---- DATA ROWS
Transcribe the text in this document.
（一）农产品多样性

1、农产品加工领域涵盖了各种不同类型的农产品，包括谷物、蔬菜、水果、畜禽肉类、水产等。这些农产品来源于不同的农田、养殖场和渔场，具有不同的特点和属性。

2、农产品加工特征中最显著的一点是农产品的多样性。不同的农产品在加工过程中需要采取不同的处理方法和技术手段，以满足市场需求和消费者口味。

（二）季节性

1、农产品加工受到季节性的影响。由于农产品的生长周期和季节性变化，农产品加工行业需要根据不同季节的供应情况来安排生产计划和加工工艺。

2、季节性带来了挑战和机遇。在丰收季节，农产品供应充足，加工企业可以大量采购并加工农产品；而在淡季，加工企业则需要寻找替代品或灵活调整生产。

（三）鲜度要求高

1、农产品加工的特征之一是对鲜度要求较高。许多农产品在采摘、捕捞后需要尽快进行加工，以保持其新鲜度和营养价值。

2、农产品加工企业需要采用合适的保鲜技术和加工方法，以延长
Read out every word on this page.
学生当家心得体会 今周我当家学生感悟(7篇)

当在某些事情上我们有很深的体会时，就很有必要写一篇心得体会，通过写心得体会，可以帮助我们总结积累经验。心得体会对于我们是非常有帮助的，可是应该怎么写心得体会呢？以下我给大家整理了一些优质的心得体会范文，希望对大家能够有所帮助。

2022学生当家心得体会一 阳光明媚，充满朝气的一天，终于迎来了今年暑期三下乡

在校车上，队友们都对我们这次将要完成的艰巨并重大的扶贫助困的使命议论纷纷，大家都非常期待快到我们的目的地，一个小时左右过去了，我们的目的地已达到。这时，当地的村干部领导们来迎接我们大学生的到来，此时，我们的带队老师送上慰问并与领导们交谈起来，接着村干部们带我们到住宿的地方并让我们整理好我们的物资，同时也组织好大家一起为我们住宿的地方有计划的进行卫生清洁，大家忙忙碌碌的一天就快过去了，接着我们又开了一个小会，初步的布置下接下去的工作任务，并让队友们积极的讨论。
--------
Using the material above, reproduce exactly the line that contains "Read out every word on this page." and all lines after it through the last one, and only those.

Read out every word on this page.
学生当家心得体会 今周我当家学生感悟(7篇)

当在某些事情上我们有很深的体会时，就很有必要写一篇心得体会，通过写心得体会，可以帮助我们总结积累经验。心得体会对于我们是非常有帮助的，可是应该怎么写心得体会呢？以下我给大家整理了一些优质的心得体会范文，希望对大家能够有所帮助。

2022学生当家心得体会一 阳光明媚，充满朝气的一天，终于迎来了今年暑期三下乡

在校车上，队友们都对我们这次将要完成的艰巨并重大的扶贫助困的使命议论纷纷，大家都非常期待快到我们的目的地，一个小时左右过去了，我们的目的地已达到。这时，当地的村干部领导们来迎接我们大学生的到来，此时，我们的带队老师送上慰问并与领导们交谈起来，接着村干部们带我们到住宿的地方并让我们整理好我们的物资，同时也组织好大家一起为我们住宿的地方有计划的进行卫生清洁，大家忙忙碌碌的一天就快过去了，接着我们又开了一个小会，初步的布置下接下去的工作任务，并让队友们积极的讨论。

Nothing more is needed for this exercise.